* [小問 1]: 本文で、母が暇さえあればしていることは何か。

YAMADA
おとなの小論文教室。
感じる・考える・伝わる!

Lesson713
 自分で社会に居場所つくる
  −6.折れた支柱



人間に背骨が一本通っている。

もしそれが、
ブヨブヨと形が定まらなかったら?
ボキッ! と折れてしまったら?

歩くどころか、立つことさえツライだろう。

アイデンティティとは、
その人の「存在」を成り立たせている「支柱」、
私は過去の経験から、
そんなイメージを持つようになった。

人によって支柱はちがう。

「母である自分。
 自分がいなくなったら、幼いこの子は生きていけない」
という支柱で立っている女性もいる。

「職人である自分。
 腕には自信がある」
という支柱をコツコツと確立した男性もいる。

思春期をすぎ、
「周りの友だちが
 次々と何者かのカタチになっていくのに、
 自分はいつまでも支柱が固まらない」
と焦っている若者もいる。

思春期のグラグラもつらいけど、

10年、20年、30年‥‥と長い年月をかけてコツコツと
築いた支柱を、

定年退職や子どもの自立で、
あるいはリストラや災害や不測の事態で、
当然、失くしてしまうのもつらい。

折れた支柱。

次のようなお母さん・お父さんの姿には、
共感する人も多いのではないか?


<確執あった母を少し受け入れられるように>

ここ数年ほど、私は母親とよく喧嘩をしていました。

理由は些細なことです。
私や妹が何の気なしに言った言葉を母親が気にして、
「私をばかにした」とヒステリーを起こすのです。

私や妹はお手上げ状態で、ヒステリーが静まるまで
待つしかありませんでした。
きっと更年期障害だろう、
どうしようもないと思っていました。
どうにもならない鬱々とした気分をぶつけてくる母親が
嫌でした。

そんな折、「おとなの小論文教室。」で、
「定年退職をした家のお父さんが一時的な居場所として
 ドラマの再放送を見ている」という文章を読みました。

母のことが浮かびました。

母はスマホのゲームをひまさえあればしているのです。
ここ1年ほどずっとです。

時間を無駄にしたくない私には、
それもすごく腹立たしいことでした。
そんなことをしている暇があるなら、
もっと人生を楽しくするような趣味を見つけたり、
何かすればいいのにと思っていました。
そういった母と自分の姿が、
定年退職をしてテレビを見ているお父さんと
それを愉快に思えない家族、に重なったのでした。

* [小問 2]: 一覧のうち「- pre-limit-signal: 预: [1408, 1324, 1425, 1343]」を含む行から「- volume-bar: [411, 1049, 419, 1081]」を含む行までを、両端の行も含め、空行を除いて番号付きリストに整えること。

* [コレクションから抜き出した項目]:
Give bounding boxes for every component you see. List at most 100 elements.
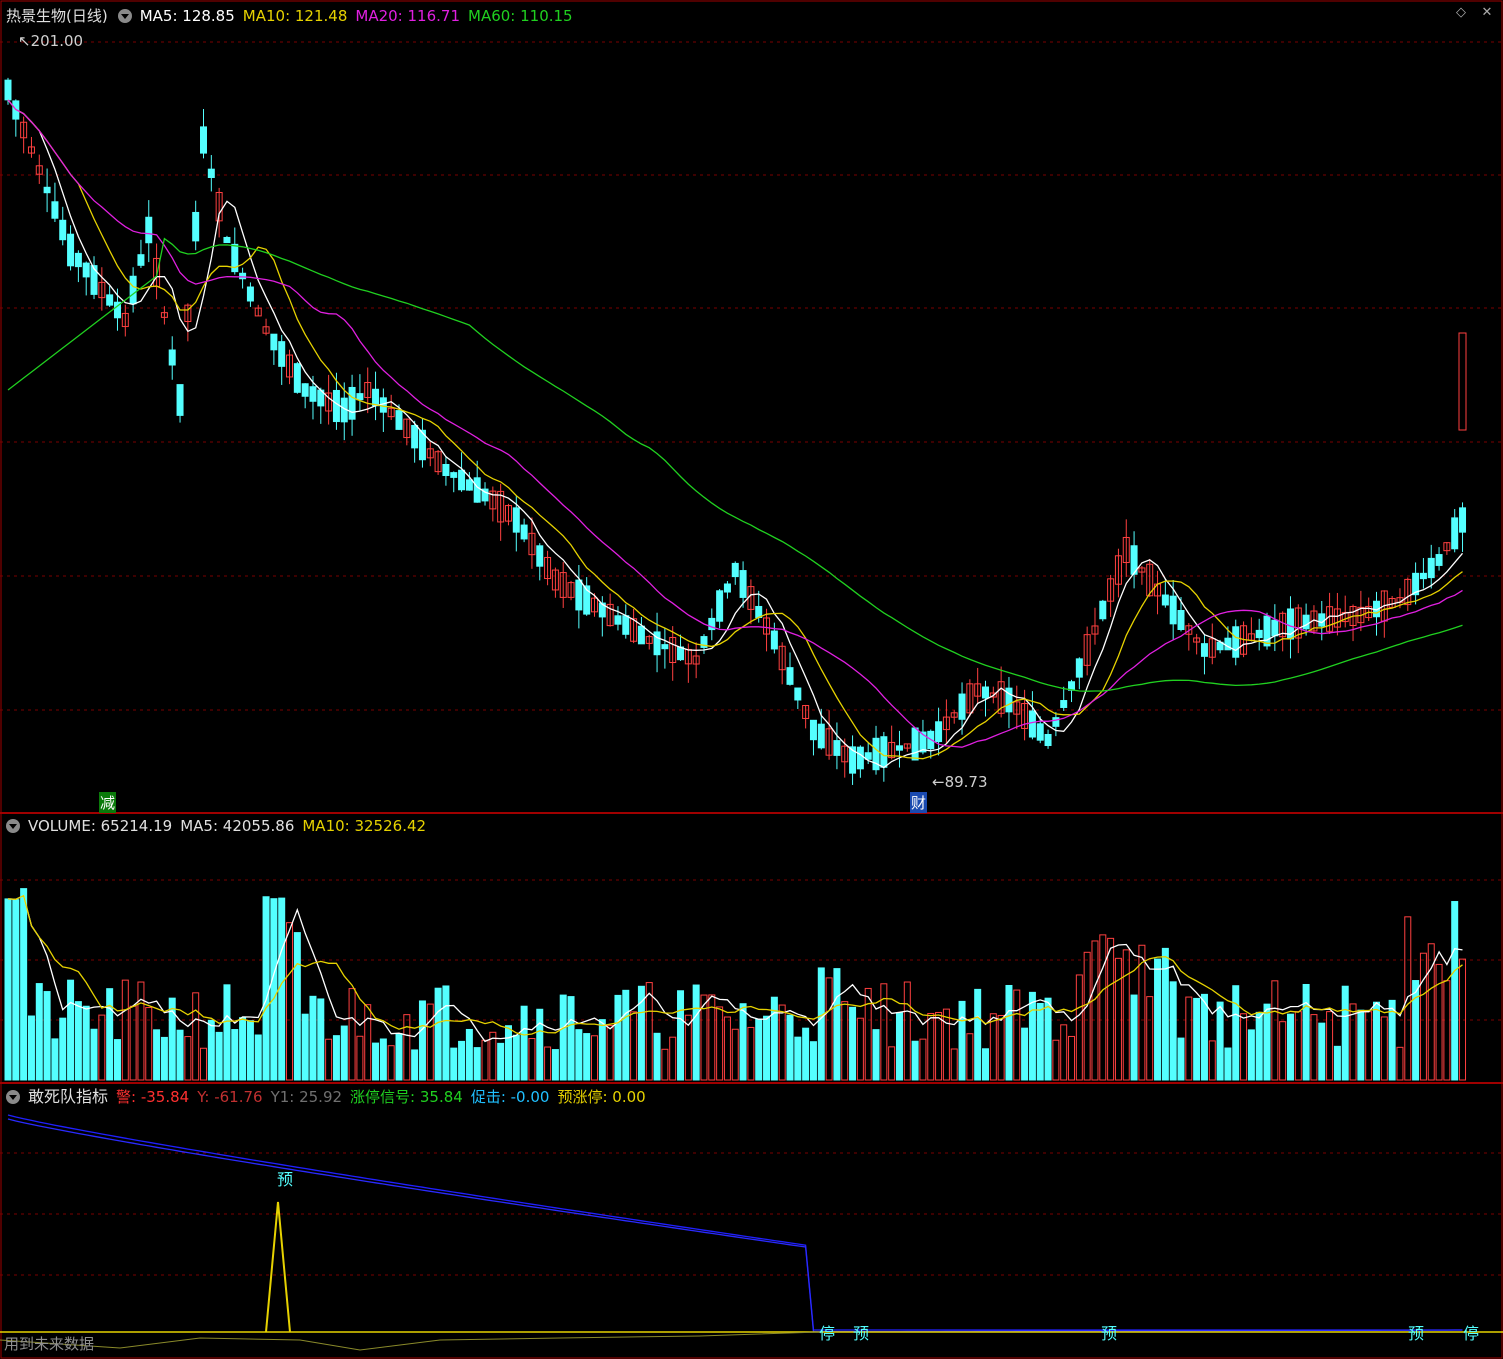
- pre-limit-signal: 预: [1408, 1324, 1425, 1343]
- volume-bar: [106, 988, 114, 1081]
- volume-bar: [1013, 989, 1021, 1081]
- volume-bar: [911, 1040, 919, 1081]
- volume-bar: [356, 1035, 364, 1081]
- stock-chart-window[interactable]: 热景生物(日线) MA5: 128.85 MA10: 121.48 MA20: …: [0, 0, 1503, 1359]
- volume-bar: [1396, 1046, 1404, 1081]
- volume-bar: [575, 1029, 583, 1081]
- indicator-title: 敢死队指标: [28, 1087, 109, 1106]
- volume-bar: [1365, 1011, 1373, 1081]
- volume-bar: [411, 1049, 419, 1081]
- chart-canvas[interactable]: [0, 0, 1503, 1359]
- volume-bar: [1373, 1001, 1380, 1081]
- volume-bar: [1247, 1029, 1255, 1081]
- candle: [622, 615, 630, 635]
- collapse-icon[interactable]: [6, 819, 20, 833]
- volume-bar: [739, 1003, 747, 1081]
- volume-bar: [825, 977, 833, 1081]
- volume-bar: [786, 1014, 794, 1081]
- volume-bar: [4, 898, 12, 1081]
- volume-bar: [1122, 949, 1130, 1081]
- candle: [137, 254, 145, 266]
- volume-bar: [239, 1017, 247, 1081]
- candle: [575, 579, 583, 611]
- volume-bar: [958, 1000, 966, 1081]
- volume-bar: [692, 984, 700, 1081]
- volume-bar: [1200, 993, 1208, 1081]
- collapse-icon[interactable]: [117, 9, 132, 23]
- volume-bar: [583, 1033, 591, 1081]
- volume-bar: [387, 1045, 395, 1081]
- volume-bar: [778, 1004, 786, 1081]
- volume-bar: [442, 985, 450, 1081]
- collapse-icon[interactable]: [6, 1090, 20, 1104]
- candle: [59, 219, 67, 241]
- volume-bar: [551, 1049, 559, 1081]
- volume-bar: [1263, 1003, 1271, 1081]
- volume-bar: [1114, 957, 1122, 1081]
- volume-bar: [809, 1041, 817, 1081]
- candle: [106, 294, 114, 306]
- candle: [1263, 615, 1271, 647]
- candle: [176, 384, 184, 416]
- volume-bar: [856, 1017, 864, 1081]
- volume-bar: [90, 1028, 98, 1081]
- candle: [67, 233, 75, 267]
- volume-bar: [731, 1028, 739, 1081]
- volume-bar: [332, 1035, 340, 1081]
- pre-limit-signal: 预: [277, 1170, 294, 1189]
- finance-badge[interactable]: 财: [910, 792, 928, 813]
- close-icon[interactable]: ✕: [1480, 6, 1494, 20]
- pre-limit-signal: 预: [1101, 1324, 1118, 1343]
- volume-bar: [677, 990, 685, 1081]
- candle: [90, 265, 98, 295]
- volume-bar: [723, 1016, 731, 1081]
- volume-bar: [1075, 974, 1083, 1081]
- candle: [51, 201, 59, 219]
- volume-bar: [645, 982, 653, 1081]
- volume-bar: [606, 1025, 614, 1081]
- volume-bar: [1193, 997, 1201, 1081]
- volume-bar: [1060, 1024, 1068, 1081]
- candle: [1302, 614, 1310, 630]
- candle: [935, 721, 943, 743]
- volume-bar: [207, 1019, 215, 1081]
- volume-bar: [254, 1034, 262, 1081]
- volume-bar: [379, 1038, 387, 1081]
- candle: [982, 686, 989, 699]
- volume-bar: [841, 1001, 849, 1081]
- volume-bar: [935, 1011, 943, 1081]
- volume-bar: [1310, 1014, 1318, 1081]
- diamond-icon[interactable]: ◇: [1454, 6, 1468, 20]
- volume-bar: [1028, 991, 1036, 1081]
- candle: [856, 746, 864, 770]
- candle: [458, 469, 466, 491]
- candle: [512, 507, 520, 533]
- candle: [442, 463, 450, 477]
- volume-bar: [1302, 983, 1310, 1081]
- volume-bar: [184, 1036, 192, 1081]
- indicator-pane-header: 敢死队指标 警: -35.84 Y: -61.76 Y1: 25.92 涨停信号…: [0, 1085, 654, 1109]
- candle: [770, 630, 778, 650]
- volume-bar: [1146, 996, 1154, 1081]
- volume-bar: [919, 1038, 927, 1081]
- volume-bar: [348, 988, 356, 1081]
- volume-bar: [372, 1042, 380, 1081]
- ma5-legend: MA5: 128.85: [139, 7, 235, 25]
- volume-bar: [1294, 1011, 1302, 1081]
- volume-bar: [770, 996, 778, 1081]
- volume-bar: [833, 968, 841, 1081]
- reduce-badge[interactable]: 减: [99, 792, 117, 813]
- volume-bar: [192, 992, 200, 1081]
- volume-bar: [434, 987, 442, 1081]
- ma60-legend: MA60: 110.15: [468, 7, 573, 25]
- price-pane-header: 热景生物(日线) MA5: 128.85 MA10: 121.48 MA20: …: [0, 4, 581, 28]
- volume-bar: [137, 981, 145, 1081]
- candle: [200, 126, 207, 154]
- candle: [372, 388, 380, 407]
- volume-bar: [364, 1004, 372, 1081]
- volume-bar: [1099, 934, 1107, 1081]
- candle: [536, 545, 544, 567]
- volume-bar: [395, 1033, 403, 1081]
- candle: [1458, 332, 1467, 431]
- volume-bar: [20, 888, 28, 1081]
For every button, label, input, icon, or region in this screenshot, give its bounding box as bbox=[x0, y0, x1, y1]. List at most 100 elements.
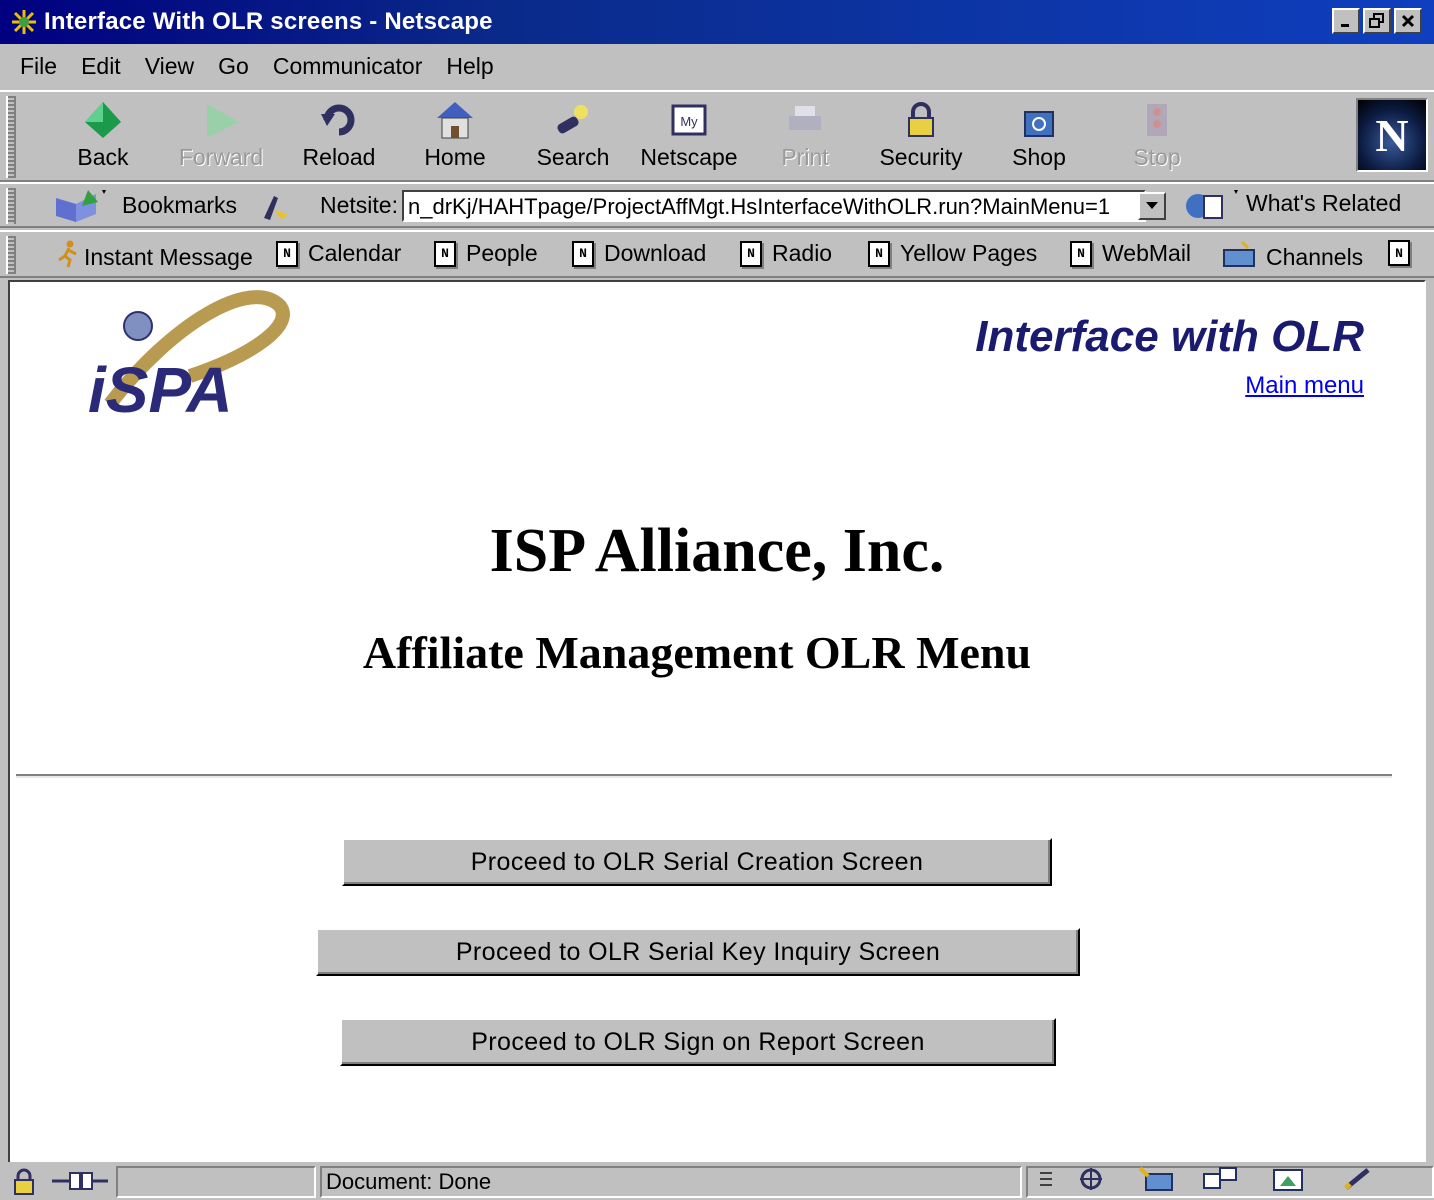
shop-bag-icon bbox=[1015, 98, 1063, 142]
discussion-groups-icon[interactable] bbox=[1202, 1166, 1238, 1198]
serial-creation-button[interactable]: Proceed to OLR Serial Creation Screen bbox=[342, 838, 1052, 886]
back-label: Back bbox=[77, 144, 129, 170]
progress-bar bbox=[116, 1166, 316, 1198]
url-dropdown-button[interactable] bbox=[1138, 192, 1166, 220]
personal-grip[interactable] bbox=[6, 236, 16, 274]
window-title: Interface With OLR screens - Netscape bbox=[44, 8, 493, 35]
channels-folder-icon bbox=[1222, 240, 1256, 274]
navigation-toolbar: Back Forward Reload Home Search My Netsc… bbox=[0, 90, 1434, 182]
back-arrow-icon bbox=[79, 98, 127, 142]
url-input[interactable]: n_drKj/HAHTpage/ProjectAffMgt.HsInterfac… bbox=[402, 190, 1146, 222]
menu-view[interactable]: View bbox=[133, 53, 206, 80]
bookmark-page-icon: N bbox=[572, 240, 594, 267]
home-button[interactable]: Home bbox=[400, 98, 510, 178]
title-bar[interactable]: Interface With OLR screens - Netscape bbox=[0, 0, 1434, 44]
people-button[interactable]: N People bbox=[434, 240, 538, 267]
netscape-throbber-logo[interactable]: N bbox=[1356, 98, 1428, 172]
sign-on-report-button[interactable]: Proceed to OLR Sign on Report Screen bbox=[340, 1018, 1056, 1066]
instant-message-label: Instant Message bbox=[84, 243, 253, 270]
location-grip[interactable] bbox=[6, 188, 16, 224]
more-bookmarks-button[interactable]: N bbox=[1388, 240, 1410, 266]
yellow-pages-label: Yellow Pages bbox=[900, 240, 1038, 266]
lock-icon bbox=[897, 98, 945, 142]
page-content[interactable]: iSPA iSPA Interface with OLR Main menu I… bbox=[8, 280, 1426, 1162]
my-netscape-label: Netscape bbox=[640, 144, 738, 170]
home-icon bbox=[431, 98, 479, 142]
bookmark-page-icon: N bbox=[868, 240, 890, 267]
serial-key-inquiry-button[interactable]: Proceed to OLR Serial Key Inquiry Screen bbox=[316, 928, 1080, 976]
bookmark-page-icon: N bbox=[1070, 240, 1092, 267]
pencil-edit-icon[interactable] bbox=[1342, 1166, 1376, 1198]
forward-label: Forward bbox=[178, 144, 264, 170]
ispa-logo: iSPA iSPA bbox=[80, 286, 290, 426]
home-label: Home bbox=[424, 144, 486, 170]
search-icon bbox=[549, 98, 597, 142]
forward-button[interactable]: Forward bbox=[166, 98, 276, 178]
horizontal-rule bbox=[16, 774, 1392, 778]
my-netscape-icon: My bbox=[665, 98, 713, 142]
main-menu-link[interactable]: Main menu bbox=[1245, 372, 1364, 400]
personal-toolbar: Instant Message N Calendar N People N Do… bbox=[0, 230, 1434, 278]
bookmark-page-icon: N bbox=[1388, 240, 1410, 266]
toolbar-grip[interactable] bbox=[6, 96, 16, 178]
svg-text:My: My bbox=[680, 114, 698, 129]
back-button[interactable]: Back bbox=[48, 98, 158, 178]
location-toolbar: Bookmarks Netsite: n_drKj/HAHTpage/Proje… bbox=[0, 182, 1434, 228]
calendar-label: Calendar bbox=[308, 240, 402, 266]
menu-edit[interactable]: Edit bbox=[69, 53, 133, 80]
reload-label: Reload bbox=[302, 144, 376, 170]
bookmark-page-icon: N bbox=[276, 240, 298, 267]
channels-button[interactable]: Channels bbox=[1222, 240, 1363, 274]
page-subtitle: Affiliate Management OLR Menu bbox=[362, 627, 1032, 678]
company-name: ISP Alliance, Inc. bbox=[489, 517, 945, 585]
webmail-button[interactable]: N WebMail bbox=[1070, 240, 1191, 267]
print-icon bbox=[781, 98, 829, 142]
download-label: Download bbox=[604, 240, 707, 266]
search-button[interactable]: Search bbox=[518, 98, 628, 178]
print-button[interactable]: Print bbox=[750, 98, 860, 178]
menu-help[interactable]: Help bbox=[434, 53, 505, 80]
security-lock-icon[interactable] bbox=[10, 1168, 38, 1196]
calendar-button[interactable]: N Calendar bbox=[276, 240, 401, 267]
reload-icon bbox=[315, 98, 363, 142]
status-text: Document: Done bbox=[320, 1166, 1022, 1198]
netscape-app-icon[interactable] bbox=[8, 6, 40, 38]
maximize-button[interactable] bbox=[1363, 8, 1391, 34]
yellow-pages-button[interactable]: N Yellow Pages bbox=[868, 240, 1037, 267]
webmail-label: WebMail bbox=[1102, 240, 1192, 266]
bookmarks-button[interactable]: Bookmarks bbox=[122, 192, 237, 219]
radio-button[interactable]: N Radio bbox=[740, 240, 832, 267]
connection-plug-icon bbox=[50, 1168, 110, 1194]
mailbox-icon[interactable] bbox=[1138, 1166, 1174, 1198]
component-bar-grip-icon bbox=[1036, 1167, 1056, 1197]
page-heading: Interface with OLR bbox=[975, 312, 1364, 361]
logo-lettering: iSPA bbox=[88, 354, 233, 426]
print-label: Print bbox=[781, 144, 829, 170]
bookmarks-icon[interactable] bbox=[52, 188, 110, 230]
download-button[interactable]: N Download bbox=[572, 240, 706, 267]
reload-button[interactable]: Reload bbox=[284, 98, 394, 178]
bookmark-page-icon: N bbox=[740, 240, 762, 267]
menu-communicator[interactable]: Communicator bbox=[261, 53, 435, 80]
security-label: Security bbox=[879, 144, 963, 170]
channels-label: Channels bbox=[1266, 243, 1364, 270]
forward-arrow-icon bbox=[197, 98, 245, 142]
navigator-icon[interactable] bbox=[1074, 1166, 1108, 1198]
minimize-button[interactable] bbox=[1332, 8, 1360, 34]
menu-file[interactable]: File bbox=[8, 53, 69, 80]
whats-related-button[interactable]: What's Related bbox=[1246, 190, 1401, 217]
page-proxy-icon[interactable] bbox=[258, 190, 292, 228]
composer-icon[interactable] bbox=[1272, 1166, 1304, 1198]
shop-button[interactable]: Shop bbox=[984, 98, 1094, 178]
instant-message-button[interactable]: Instant Message bbox=[56, 240, 253, 274]
close-button[interactable] bbox=[1394, 8, 1422, 34]
my-netscape-button[interactable]: My Netscape bbox=[634, 98, 744, 178]
radio-label: Radio bbox=[772, 240, 833, 266]
bookmark-page-icon: N bbox=[434, 240, 456, 267]
menu-bar: File Edit View Go Communicator Help bbox=[0, 44, 1434, 88]
search-label: Search bbox=[536, 144, 610, 170]
menu-go[interactable]: Go bbox=[206, 53, 261, 80]
security-button[interactable]: Security bbox=[866, 98, 976, 178]
whats-related-icon[interactable] bbox=[1182, 188, 1242, 230]
stop-button[interactable]: Stop bbox=[1102, 98, 1212, 178]
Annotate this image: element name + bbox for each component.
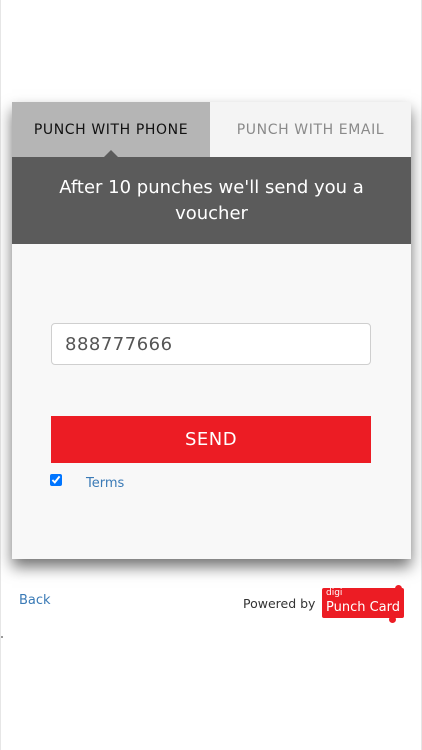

* [正解 1]: スマホのゲーム。

* [正解 2]:
1. - pre-limit-signal: 预: [1408, 1324, 1425, 1343]
2. - volume-bar: [106, 988, 114, 1081]
3. - volume-bar: [1013, 989, 1021, 1081]
4. - volume-bar: [911, 1040, 919, 1081]
5. - volume-bar: [356, 1035, 364, 1081]
6. - stock-chart-window[interactable]: 热景生物(日线) MA5: 128.85 MA10: 121.48 MA20: …: [0, 0, 1503, 1359]
7. - volume-bar: [1396, 1046, 1404, 1081]
8. - volume-bar: [575, 1029, 583, 1081]
9. - indicator-title: 敢死队指标: [28, 1087, 109, 1106]
10. - volume-bar: [1365, 1011, 1373, 1081]
11. - volume-bar: [411, 1049, 419, 1081]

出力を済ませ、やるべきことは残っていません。